▸ **What needs to be done**:
Copy each line below that contains "Cuba".

▸ **Excerpted records**:
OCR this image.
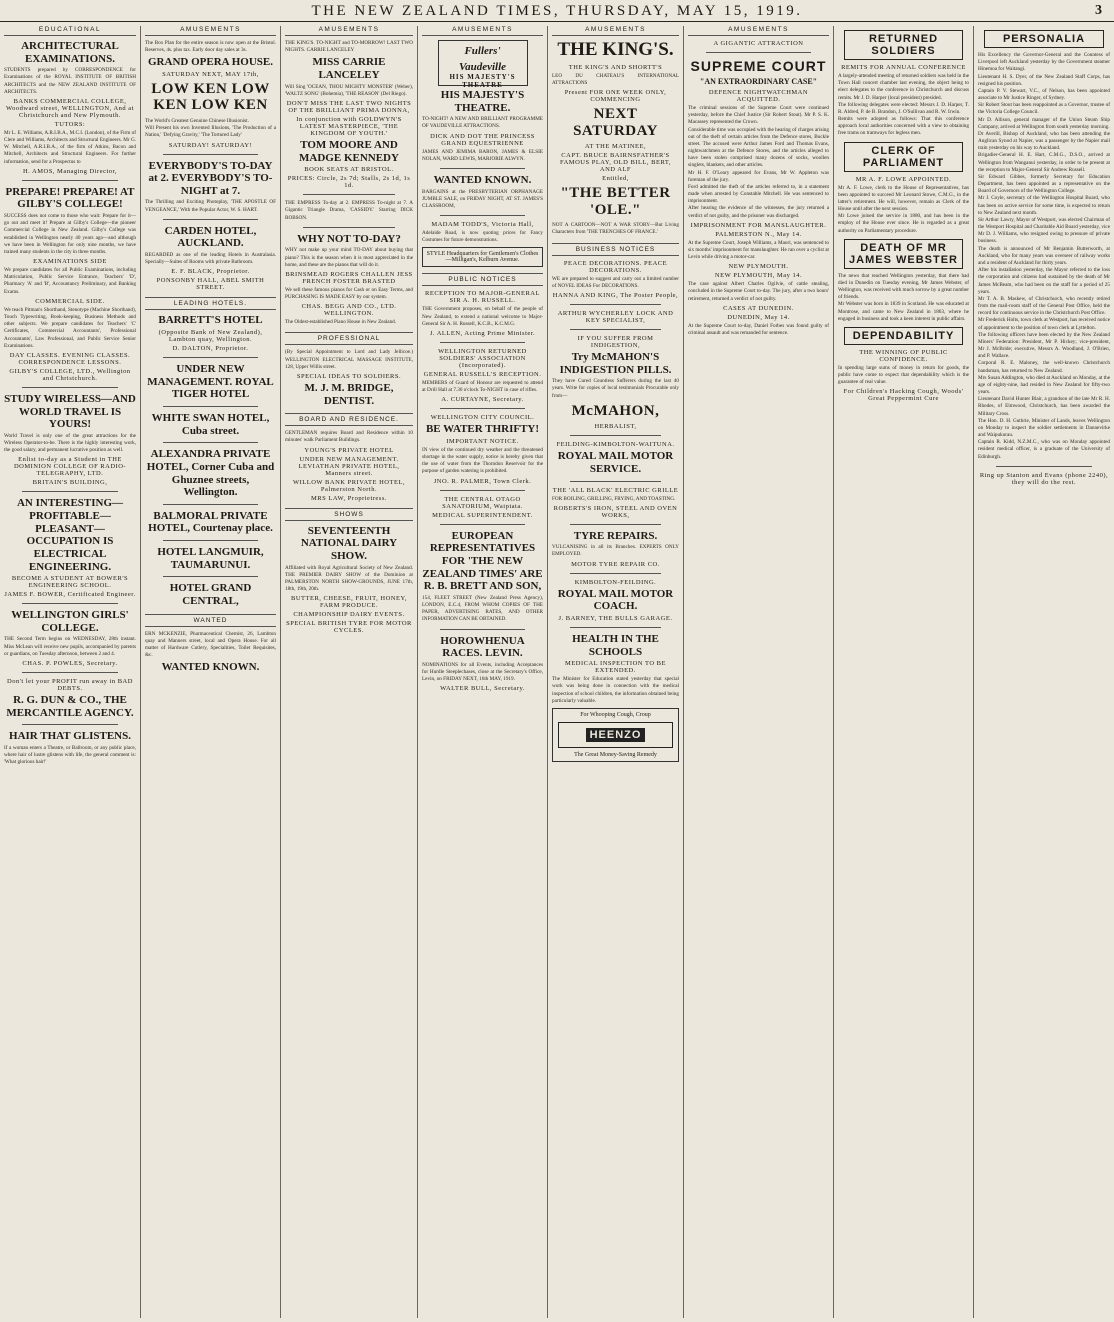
THE NEW ZEALAND TIMES, THURSDAY, MAY 15, 1919.	3
EDUCATIONAL
ARCHITECTURAL EXAMINATIONS.
STUDENTS prepared by CORRESPONDENCE for Examinations of the ROYAL INSTITUTE OF BRITISH ARCHITECTS and the NEW ZEALAND INSTITUTE OF ARCHITECTS.
BANKS COMMERCIAL COLLEGE, Woodward street, WELLINGTON, And at Christchurch and New Plymouth.
TUTORS:
Mr L. E. Williams, A.R.I.B.A., M.C.I. (London), of the Firm of Clere and Williams, Architects and Structural Engineers. Mr G. W. Mitchell, A.R.I.B.A., of the firm of Atkins, Bacon and Mitchell, Architects and Structural Engineers. For further information, send for a Prospectus to
H. AMOS, Managing Director,
PREPARE! PREPARE! AT GILBY'S COLLEGE!
SUCCESS does not come to those who wait: Prepare for it—go out and meet it! Prepare at Gilby's College—the pioneer Commercial College in New Zealand. Gilby's College was established in Wellington nearly 40 years ago—and although we have been in Wellington for only nine months, we have trained many students in the city in three months.
EXAMINATIONS SIDE
We prepare candidates for all Public Examinations, including Matriculation, Public Service Entrance, Teachers' 'D', Pharmacy 'A' and 'B', Accountancy Preliminary, and Banking Exams.
COMMERCIAL SIDE.
We teach Pitman's Shorthand, Stenotype (Machine Shorthand), Touch Typewriting, Book-keeping, Business Methods and other subjects. We prepare candidates for Teachers' 'C' Certificates, Commercial Accountants', Professional Accountants', Law Professional, and Public Service Senior Examinations.
DAY CLASSES. EVENING CLASSES. CORRESPONDENCE LESSONS.
GILBY'S COLLEGE, LTD., Wellington and Christchurch.
STUDY WIRELESS—AND WORLD TRAVEL IS YOURS!
World Travel is only one of the great attractions for the Wireless Operator-to-be. There is the highly interesting work, the good salary, and permanent lucrative position as well.
Enlist to-day as a Student in THE DOMINION COLLEGE OF RADIO-TELEGRAPHY, LTD.
BRITAIN'S BUILDING,
AN INTERESTING—PROFITABLE—PLEASANT—OCCUPATION IS ELECTRICAL ENGINEERING.
BECOME A STUDENT AT BOWER'S ENGINEERING SCHOOL.
JAMES F. BOWER, Certificated Engineer.
WELLINGTON GIRLS' COLLEGE.
THE Second Term begins on WEDNESDAY, 28th instant. Miss McLean will receive new pupils, accompanied by parents or guardians, on Tuesday afternoon, between 2 and 4.
CHAS. P. POWLES, Secretary.
Don't let your PROFIT run away in BAD DEBTS.
R. G. DUN & CO., THE MERCANTILE AGENCY.
HAIR THAT GLISTENS.
If a woman enters a Theatre, or Ballroom, or any public place, where hair of lustre glistens with life, the general comment is: 'What glorious hair!'
AMUSEMENTS
The Box Plan for the entire season is now open at the Bristol. Reserves, 4s. plus tax. Early door day sales at 3s.
GRAND OPERA HOUSE.
SATURDAY NEXT, MAY 17th,
LOW KEN LOW KEN LOW KEN
The World's Greatest Genuine Chinese Illusionist.
Will Present his own Invented Illusions, 'The Production of a Nation,' 'Defying Gravity,' 'The Tortured Lady'
SATURDAY! SATURDAY!
EVERYBODY'S TO-DAY at 2. EVERYBODY'S TO-NIGHT at 7.
The Thrilling and Exciting Photoplay, 'THE APOSTLE OF VENGEANCE,' With the Popular Actor, W. S. HART.
CARDEN HOTEL, AUCKLAND.
REGARDED as one of the leading Hotels in Australasia. Specially—Suites of Rooms with private Bathroom.
E. F. BLACK, Proprietor.
PONSONBY HALL, ABEL SMITH STREET.
LEADING HOTELS.
BARRETT'S HOTEL
(Opposite Bank of New Zealand), Lambton quay, Wellington.
D. DALTON, Proprietor.
UNDER NEW MANAGEMENT. ROYAL TIGER HOTEL
WHITE SWAN HOTEL, Cuba street.
ALEXANDRA PRIVATE HOTEL, Corner Cuba and Ghuznee streets, Wellington.
BALMORAL PRIVATE HOTEL, Courtenay place.
HOTEL LANGMUIR, TAUMARUNUI.
HOTEL GRAND CENTRAL,
WANTED
ERN MCKENZIE, Pharmaceutical Chemist, 26, Lambton quay and Manners street, local and Opera House. For all matter of Hardware Cutlery, Specialities, Toilet Requisites, &c.
WANTED KNOWN.
AMUSEMENTS
THE KING'S. TO-NIGHT and TO-MORROW! LAST TWO NIGHTS. CARRIE LANCELEY
MISS CARRIE LANCELEY
Will Sing 'OCEAN, THOU MIGHTY MONSTER' (Weber), 'WALTZ SONG' (Bohemia), 'THE REASON' (Del Riego).
DON'T MISS THE LAST TWO NIGHTS OF THE BRILLIANT PRIMA DONNA,
In conjunction with GOLDWYN'S LATEST MASTERPIECE, 'THE KINGDOM OF YOUTH.'
TOM MOORE AND MADGE KENNEDY
BOOK SEATS AT BRISTOL.
PRICES: Circle, 2s 7d; Stalls, 2s 1d, 1s 1d.
THE EMPRESS To-day at 2. EMPRESS To-night at 7. A Gigantic Triangle Drama, 'CASSIDY.' Starring DICK ROBSON.
WHY NOT TO-DAY?
WHY not make up your mind TO-DAY about buying that piano? This is the season when it is most appreciated in the home, and these are the pianos that will do it.
BRINSMEAD ROGERS CHALLEN JESS FRENCH FOSTER BRASTED
We sell these famous pianos for Cash or on Easy Terms, and PURCHASING IS MADE EASY by our system.
CHAS. BEGG AND CO., LTD. WELLINGTON.
The Oldest-established Piano House in New Zealand.
PROFESSIONAL
(By Special Appointment to Lord and Lady Jellicoe.) WELLINGTON ELECTRICAL MASSAGE INSTITUTE, 128, Upper Willis street.
SPECIAL IDEAS TO SOLDIERS.
M. J. M. BRIDGE, DENTIST.
BOARD AND RESIDENCE.
GENTLEMAN requires Board and Residence within 10 minutes' walk Parliament Buildings.
YOUNG'S PRIVATE HOTEL
UNDER NEW MANAGEMENT. LEVIATHAN PRIVATE HOTEL, Manners street.
WILLOW BANK PRIVATE HOTEL, Palmerston North.
MRS LAW, Proprietress.
SHOWS
SEVENTEENTH NATIONAL DAIRY SHOW.
Affiliated with Royal Agricultural Society of New Zealand. THE PREMIER DAIRY SHOW of the Dominion at PALMERSTON NORTH SHOW-GROUNDS, JUNE 17th, 18th, 19th, 20th.
BUTTER, CHEESE, FRUIT, HONEY, FARM PRODUCE.
CHAMPIONSHIP DAIRY EVENTS.
SPECIAL BRITISH TYRE FOR MOTOR CYCLES.
AMUSEMENTS
Fullers'
Vaudeville
HIS MAJESTY'S THEATRE
HIS MAJESTY'S THEATRE.
TO-NIGHT! A NEW AND BRILLIANT PROGRAMME OF VAUDEVILLE ATTRACTIONS.
DICK AND DOT THE PRINCESS GRAND EQUESTRIENNE
JAMES AND JEMIMA BARON, JAMES & ELSIE NOLAN, WARD LEWIS, MARJORIE ALWYN.
WANTED KNOWN.
BARGAINS at the PRESBYTERIAN ORPHANAGE JUMBLE SALE, on FRIDAY NIGHT, AT ST. JAMES'S CLASSROOM,
MADAM TODD'S, Victoria Hall,
Adelaide Road, is now quoting prices for Fancy Costumes for future demonstrations.
STYLE Headquarters for Gentlemen's Clothes—Milligan's, Kelburn Avenue.
PUBLIC NOTICES
RECEPTION TO MAJOR-GENERAL SIR A. H. RUSSELL.
THE Government proposes, on behalf of the people of New Zealand, to extend a national welcome to Major-General Sir A. H. Russell, K.C.B., K.C.M.G.
J. ALLEN, Acting Prime Minister.
WELLINGTON RETURNED SOLDIERS' ASSOCIATION (Incorporated).
GENERAL RUSSELL'S RECEPTION.
MEMBERS of Guard of Honour are requested to attend at Drill Hall at 7.30 o'clock To-NIGHT in case of rifles.
A. CURTAYNE, Secretary.
WELLINGTON CITY COUNCIL.
BE WATER THRIFTY!
IMPORTANT NOTICE.
IN view of the continued dry weather and the threatened shortage in the water supply, notice is hereby given that the use of water from the Thorndon Reservoir for the purpose of garden watering is prohibited.
JNO. R. PALMER, Town Clerk.
THE CENTRAL OTAGO SANATORIUM, Waipiata.
MEDICAL SUPERINTENDENT.
EUROPEAN REPRESENTATIVES FOR 'THE NEW ZEALAND TIMES' ARE R. B. BRETT AND SON,
154, FLEET STREET (New Zealand Press Agency), LONDON, E.C.4, FROM WHOM COPIES OF THE PAPER, ADVERTISING RATES, AND OTHER INFORMATION CAN BE OBTAINED.
HOROWHENUA RACES. LEVIN.
NOMINATIONS for all Events, including Acceptances for Hurdle Steeplechases, close at the Secretary's Office, Levin, on FRIDAY NEXT, 16th MAY, 1919.
WALTER BULL, Secretary.
AMUSEMENTS
THE KING'S.
THE KING'S AND SHORTT'S
LEO DU CHATEAU'S INTERNATIONAL ATTRACTIONS
Present FOR ONE WEEK ONLY, COMMENCING
NEXT SATURDAY
AT THE MATINEE,
CAPT. BRUCE BAIRNSFATHER'S FAMOUS PLAY, OLD BILL, BERT, AND ALF
Entitled,
"THE BETTER 'OLE."
NOT A CARTOON—NOT A WAR STORY—But Living Characters from 'THE TRENCHES OF FRANCE.'
BUSINESS NOTICES
PEACE DECORATIONS. PEACE DECORATIONS.
WE are prepared to suggest and carry out a limited number of NOVEL IDEAS For DECORATIONS.
HANNA AND KING, The Poster People,
ARTHUR WYCHERLEY LOCK AND KEY SPECIALIST,
IF YOU SUFFER FROM INDIGESTION,
Try McMAHON'S INDIGESTION PILLS.
They have Cured Countless Sufferers during the last 40 years. Write for copies of local testimonials Procurable only from—
McMAHON,
HERBALIST,
FEILDING-KIMBOLTON-WAITUNA.
ROYAL MAIL MOTOR SERVICE.
THE 'ALL BLACK' ELECTRIC GRILLE
FOR BOILING, GRILLING, FRYING, AND TOASTING.
ROBERTS'S IRON, STEEL AND OVEN WORKS,
TYRE REPAIRS.
VULCANISING in all its Branches. EXPERTS ONLY EMPLOYED.
MOTOR TYRE REPAIR CO.
KIMBOLTON-FEILDING.
ROYAL MAIL MOTOR COACH.
J. BARNEY, THE BULLS GARAGE.
HEALTH IN THE SCHOOLS
MEDICAL INSPECTION TO BE EXTENDED.
The Minister for Education stated yesterday that special work was being done in connection with the medical inspection of school children, the information obtained being particularly valuable.
For Whooping Cough, Croup
HEENZO
The Great Money-Saving Remedy
AMUSEMENTS
A GIGANTIC ATTRACTION
SUPREME COURT
"AN EXTRAORDINARY CASE"
DEFENCE NIGHTWATCHMAN ACQUITTED.
The criminal sessions of the Supreme Court were continued yesterday, before the Chief Justice (Sir Robert Stout). Mr P. S. K. Macassey represented the Crown.
Considerable time was occupied with the hearing of charges arising out of the theft of certain articles from the Defence stores, Buckle street. The accused were Arthur James Ford and Thomas Evans, nightwatchmen at the Defence Stores, and the articles alleged to have been stolen comprised many dozens of socks, woollen singlets, blankets, and other articles.
Mr H. F. O'Leary appeared for Evans, Mr W. Appleton was foreman of the jury.
Ford admitted the theft of the articles referred to, in a statement made when arrested by Constable Mitchell. He was sentenced to imprisonment.
After hearing the evidence of the witnesses, the jury returned a verdict of not guilty, and the prisoner was discharged.
IMPRISONMENT FOR MANSLAUGHTER.
PALMERSTON N., May 14.
At the Supreme Court, Joseph Williams, a Maori, was sentenced to six months' imprisonment for manslaughter. He ran over a cyclist at Levin while driving a motor-car.
NEW PLYMOUTH.
NEW PLYMOUTH, May 14.
The case against Albert Charles Ogilvie, of cattle stealing, concluded in the Supreme Court to-day. The jury, after a two hours' retirement, returned a verdict of not guilty.
CASES AT DUNEDIN.
DUNEDIN, May 14.
At the Supreme Court to-day, Daniel Forbes was found guilty of criminal assault and was remanded for sentence.
RETURNED SOLDIERS
REMITS FOR ANNUAL CONFERENCE
A largely-attended meeting of returned soldiers was held in the Town Hall concert chamber last evening, the object being to elect delegates to the conference in Christchurch and discuss remits. Mr J. D. Harper (local president) presided.
The following delegates were elected: Messrs J. D. Harper, T. R. Aldred, P. de B. Brandon, J. O'Sullivan and R. W. Irwin.
Remits were adopted as follows: That this conference approach local authorities concerned with a view to obtaining free trams on tramways for legless men.
CLERK OF PARLIAMENT
MR A. F. LOWE APPOINTED.
Mr A. F. Lowe, clerk to the House of Representatives, has been appointed to succeed Mr Leonard Stowe, C.M.G., in the latter's retirement. He will, however, remain as Clerk of the House until after the next session.
Mr Lowe joined the service in 1880, and has been in the employ of the House ever since. He is regarded as a great authority on Parliamentary procedure.
DEATH OF MR JAMES WEBSTER
The news that reached Wellington yesterday, that there had died in Dunedin on Tuesday evening, Mr James Webster, of Wellington, was received with much sorrow by a great number of friends.
Mr Webster was born in 1839 in Scotland. He was educated at Montrose, and came to New Zealand in 1863, where he engaged in business and took a keen interest in public affairs.
DEPENDABILITY
THE WINNING OF PUBLIC CONFIDENCE.
In spending large sums of money in return for goods, the public have come to expect that dependability which is the guarantee of real value.
For Children's Hacking Cough, Woods' Great Peppermint Cure
PERSONALIA
His Excellency the Governor-General and the Countess of Liverpool left Auckland yesterday by the Government steamer Hinemoa for Waitangi.
Lieutenant H. S. Dyer, of the New Zealand Staff Corps, has resigned his position.
Captain P. V. Stewart, V.C., of Nelson, has been appointed associate to Mr Justice Ringer, of Sydney.
Sir Robert Stout has been reappointed as a Governor, trustee of the Victoria College Council.
Mr D. Allison, general manager of the Union Steam Ship Company, arrived at Wellington from south yesterday morning.
Dr Averill, Bishop of Auckland, who has been attending the Anglican Synod at Napier, was a passenger by the Napier mail train yesterday on his way to Auckland.
Brigadier-General H. E. Hart, C.M.G., D.S.O., arrived at Wellington from Wanganui yesterday, in order to be present at the reception to Major-General Sir Andrew Russell.
Sir Edward Gibbes, formerly Secretary for Education Department, has been appointed as a representative on the Board of Governors of the Wellington College.
Mr J. Coyle, secretary of the Wellington Hospital Board, who has been on active service for some time, is expected to return to New Zealand next month.
Sir Arthur Lawry, Mayor of Westport, was elected Chairman of the Westport Hospital and Charitable Aid Board yesterday, vice Mr D. J. Williams, who resigned owing to pressure of private business.
The death is announced of Mr Benjamin Butterworth, at Auckland, who for many years was overseer of railway works and a resident of Auckland for thirty years.
After his installation yesterday, the Mayor referred to the loss the corporation and citizens had sustained by the death of Mr James McBeam, who had been on the staff for a period of 25 years.
Mr T. A. B. Maskew, of Christchurch, who recently retired from the mail-room staff of the General Post Office, held the record for continuous service in the Christchurch Post Office.
Mr Frederick Holts, town clerk at Westport, has received notice of appointment to the position of town clerk at Lyttelton.
The following officers have been elected by the New Zealand Miners' Federation: President, Mr P. Hickey; vice-president, Mr J. McBride; executive, Messrs A. Woodland, J. O'Brien, and P. Wallace.
Corporal R. E. Maloney, the well-known Christchurch bandsman, has returned to New Zealand.
Mrs Susan Addington, who died at Auckland on Monday, at the age of eighty-nine, had resided in New Zealand for fifty-two years.
Lieutenant David Hunter Blair, a grandson of the late Mr R. H. Rhodes, of Elmwood, Christchurch, has been awarded the Military Cross.
The Hon. D. H. Guthrie, Minister of Lands, leaves Wellington on Monday to inspect the soldier settlements in Dannevirke and Waipukurau.
Captain R. Kidd, N.Z.M.C., who was on Monday appointed resident medical officer, is a graduate of the University of Edinburgh.
Ring up Stanton and Evans (phone 2240), they will do the rest.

▸ **Reply**:
WHITE SWAN HOTEL, Cuba street.
ALEXANDRA PRIVATE HOTEL, Corner Cuba and Ghuznee streets, Wellington.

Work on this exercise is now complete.